↓
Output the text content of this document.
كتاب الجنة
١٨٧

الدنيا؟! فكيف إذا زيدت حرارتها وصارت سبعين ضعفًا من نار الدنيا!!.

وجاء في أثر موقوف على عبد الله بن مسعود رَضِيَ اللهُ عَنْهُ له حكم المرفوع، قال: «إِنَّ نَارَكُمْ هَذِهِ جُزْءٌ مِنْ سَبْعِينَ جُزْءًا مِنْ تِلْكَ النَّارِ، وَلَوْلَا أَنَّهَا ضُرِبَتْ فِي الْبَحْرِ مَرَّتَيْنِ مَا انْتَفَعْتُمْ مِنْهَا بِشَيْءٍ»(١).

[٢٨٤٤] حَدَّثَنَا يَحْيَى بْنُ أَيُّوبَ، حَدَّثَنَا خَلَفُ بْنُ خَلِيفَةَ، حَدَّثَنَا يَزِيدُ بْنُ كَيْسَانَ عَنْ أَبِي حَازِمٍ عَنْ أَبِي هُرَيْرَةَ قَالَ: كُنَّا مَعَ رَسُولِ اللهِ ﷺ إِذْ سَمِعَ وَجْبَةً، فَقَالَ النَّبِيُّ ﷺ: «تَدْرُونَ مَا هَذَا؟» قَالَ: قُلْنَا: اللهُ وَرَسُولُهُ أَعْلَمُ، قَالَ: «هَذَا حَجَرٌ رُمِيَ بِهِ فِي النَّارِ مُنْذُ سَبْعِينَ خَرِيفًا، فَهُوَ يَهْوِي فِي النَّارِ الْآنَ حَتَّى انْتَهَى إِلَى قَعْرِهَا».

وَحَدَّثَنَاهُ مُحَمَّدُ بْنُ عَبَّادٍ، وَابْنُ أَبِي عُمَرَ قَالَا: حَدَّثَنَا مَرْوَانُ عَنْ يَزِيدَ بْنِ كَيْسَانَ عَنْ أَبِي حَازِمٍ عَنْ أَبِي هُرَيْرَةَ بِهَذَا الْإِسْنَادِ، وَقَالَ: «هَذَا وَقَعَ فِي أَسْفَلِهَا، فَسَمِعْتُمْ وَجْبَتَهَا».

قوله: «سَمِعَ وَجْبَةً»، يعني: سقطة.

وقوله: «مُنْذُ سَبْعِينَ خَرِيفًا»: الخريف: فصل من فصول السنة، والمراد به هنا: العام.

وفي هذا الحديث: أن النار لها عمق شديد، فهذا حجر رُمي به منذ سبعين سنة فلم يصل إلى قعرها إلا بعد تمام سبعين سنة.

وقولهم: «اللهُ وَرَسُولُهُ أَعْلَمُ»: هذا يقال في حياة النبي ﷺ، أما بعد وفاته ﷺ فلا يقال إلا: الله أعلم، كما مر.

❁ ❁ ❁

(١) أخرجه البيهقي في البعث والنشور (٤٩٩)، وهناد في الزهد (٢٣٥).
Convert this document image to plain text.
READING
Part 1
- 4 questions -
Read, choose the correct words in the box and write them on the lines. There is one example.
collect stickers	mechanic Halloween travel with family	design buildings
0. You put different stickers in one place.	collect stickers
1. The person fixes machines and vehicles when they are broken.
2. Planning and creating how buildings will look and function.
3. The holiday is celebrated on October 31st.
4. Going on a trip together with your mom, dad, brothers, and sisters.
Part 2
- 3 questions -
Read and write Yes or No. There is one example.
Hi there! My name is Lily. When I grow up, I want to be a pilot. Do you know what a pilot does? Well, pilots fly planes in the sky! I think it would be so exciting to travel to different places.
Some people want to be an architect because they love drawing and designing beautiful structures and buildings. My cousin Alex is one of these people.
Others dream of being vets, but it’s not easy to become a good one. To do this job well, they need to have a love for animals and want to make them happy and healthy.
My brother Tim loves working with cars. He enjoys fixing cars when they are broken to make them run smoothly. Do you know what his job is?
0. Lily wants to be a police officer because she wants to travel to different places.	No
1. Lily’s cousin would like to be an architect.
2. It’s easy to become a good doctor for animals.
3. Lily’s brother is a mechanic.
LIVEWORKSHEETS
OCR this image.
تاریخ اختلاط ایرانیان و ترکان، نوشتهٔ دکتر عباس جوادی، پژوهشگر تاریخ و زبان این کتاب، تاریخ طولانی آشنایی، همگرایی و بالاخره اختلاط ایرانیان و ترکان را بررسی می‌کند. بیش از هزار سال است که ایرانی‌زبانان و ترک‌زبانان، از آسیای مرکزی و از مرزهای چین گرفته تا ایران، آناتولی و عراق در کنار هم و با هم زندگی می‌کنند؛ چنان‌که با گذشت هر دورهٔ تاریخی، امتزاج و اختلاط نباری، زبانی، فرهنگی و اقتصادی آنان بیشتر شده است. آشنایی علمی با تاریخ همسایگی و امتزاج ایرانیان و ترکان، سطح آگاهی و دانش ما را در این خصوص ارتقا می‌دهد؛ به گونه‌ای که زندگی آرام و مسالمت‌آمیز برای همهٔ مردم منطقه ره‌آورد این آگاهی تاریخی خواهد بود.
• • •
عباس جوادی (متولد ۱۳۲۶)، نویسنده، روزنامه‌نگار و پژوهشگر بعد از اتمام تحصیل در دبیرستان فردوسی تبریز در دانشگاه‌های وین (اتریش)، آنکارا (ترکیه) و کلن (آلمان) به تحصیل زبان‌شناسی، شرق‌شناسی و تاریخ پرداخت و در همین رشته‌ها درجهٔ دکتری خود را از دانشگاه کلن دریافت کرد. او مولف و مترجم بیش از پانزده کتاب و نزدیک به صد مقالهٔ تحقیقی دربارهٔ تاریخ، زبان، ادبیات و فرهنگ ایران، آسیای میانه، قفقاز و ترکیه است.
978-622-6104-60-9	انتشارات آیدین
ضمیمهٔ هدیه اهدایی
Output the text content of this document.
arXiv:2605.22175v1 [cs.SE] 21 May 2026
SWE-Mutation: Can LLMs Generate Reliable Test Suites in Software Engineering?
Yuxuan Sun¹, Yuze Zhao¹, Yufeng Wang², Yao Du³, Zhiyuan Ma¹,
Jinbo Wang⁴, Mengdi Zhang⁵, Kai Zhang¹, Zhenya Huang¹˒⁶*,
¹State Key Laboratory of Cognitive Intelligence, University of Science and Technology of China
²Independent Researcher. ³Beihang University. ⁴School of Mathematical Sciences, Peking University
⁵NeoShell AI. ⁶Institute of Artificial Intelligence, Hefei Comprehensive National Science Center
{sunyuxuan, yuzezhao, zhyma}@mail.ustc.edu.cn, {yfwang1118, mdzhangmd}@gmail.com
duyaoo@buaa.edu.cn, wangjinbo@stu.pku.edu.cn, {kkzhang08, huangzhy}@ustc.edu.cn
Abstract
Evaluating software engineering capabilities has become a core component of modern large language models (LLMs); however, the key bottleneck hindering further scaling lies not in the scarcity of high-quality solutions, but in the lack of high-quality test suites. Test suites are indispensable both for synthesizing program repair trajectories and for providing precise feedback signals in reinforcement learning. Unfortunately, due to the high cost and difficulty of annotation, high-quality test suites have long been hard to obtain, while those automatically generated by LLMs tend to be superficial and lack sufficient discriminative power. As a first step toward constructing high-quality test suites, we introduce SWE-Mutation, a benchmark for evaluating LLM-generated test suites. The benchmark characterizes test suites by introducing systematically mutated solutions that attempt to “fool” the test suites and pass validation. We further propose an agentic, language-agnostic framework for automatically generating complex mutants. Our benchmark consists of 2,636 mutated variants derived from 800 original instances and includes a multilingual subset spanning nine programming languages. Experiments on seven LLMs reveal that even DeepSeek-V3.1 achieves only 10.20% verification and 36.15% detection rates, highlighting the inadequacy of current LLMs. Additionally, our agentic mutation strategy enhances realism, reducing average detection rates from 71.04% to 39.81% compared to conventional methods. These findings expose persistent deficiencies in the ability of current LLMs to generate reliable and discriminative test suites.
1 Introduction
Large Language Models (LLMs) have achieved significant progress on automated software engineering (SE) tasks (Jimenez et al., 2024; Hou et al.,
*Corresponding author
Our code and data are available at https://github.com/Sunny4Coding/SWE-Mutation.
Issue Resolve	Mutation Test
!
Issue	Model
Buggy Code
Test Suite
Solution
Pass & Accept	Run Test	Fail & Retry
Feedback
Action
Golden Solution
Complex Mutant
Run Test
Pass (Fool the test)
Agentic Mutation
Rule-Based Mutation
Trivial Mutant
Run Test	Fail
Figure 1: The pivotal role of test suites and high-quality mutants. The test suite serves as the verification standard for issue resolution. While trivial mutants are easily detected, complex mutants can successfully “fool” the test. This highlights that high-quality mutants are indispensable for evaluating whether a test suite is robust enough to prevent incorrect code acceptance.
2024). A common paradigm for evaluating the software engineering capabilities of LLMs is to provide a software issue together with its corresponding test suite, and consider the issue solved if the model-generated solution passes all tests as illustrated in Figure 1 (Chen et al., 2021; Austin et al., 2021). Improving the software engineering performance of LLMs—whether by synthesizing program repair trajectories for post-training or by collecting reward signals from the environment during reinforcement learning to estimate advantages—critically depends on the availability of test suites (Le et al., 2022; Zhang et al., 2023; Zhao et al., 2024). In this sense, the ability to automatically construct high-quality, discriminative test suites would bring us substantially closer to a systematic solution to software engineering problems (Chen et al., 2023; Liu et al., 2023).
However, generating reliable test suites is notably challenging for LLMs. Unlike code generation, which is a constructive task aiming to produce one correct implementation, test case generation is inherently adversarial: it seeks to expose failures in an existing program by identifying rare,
↑
**To be done:** For each line of the entries that includes "buildings", show that line.

**Response to this exercise:**
collect stickers	mechanic Halloween travel with family	design buildings
2. Planning and creating how buildings will look and function.
Some people want to be an architect because they love drawing and designing beautiful structures and buildings. My cousin Alex is one of these people.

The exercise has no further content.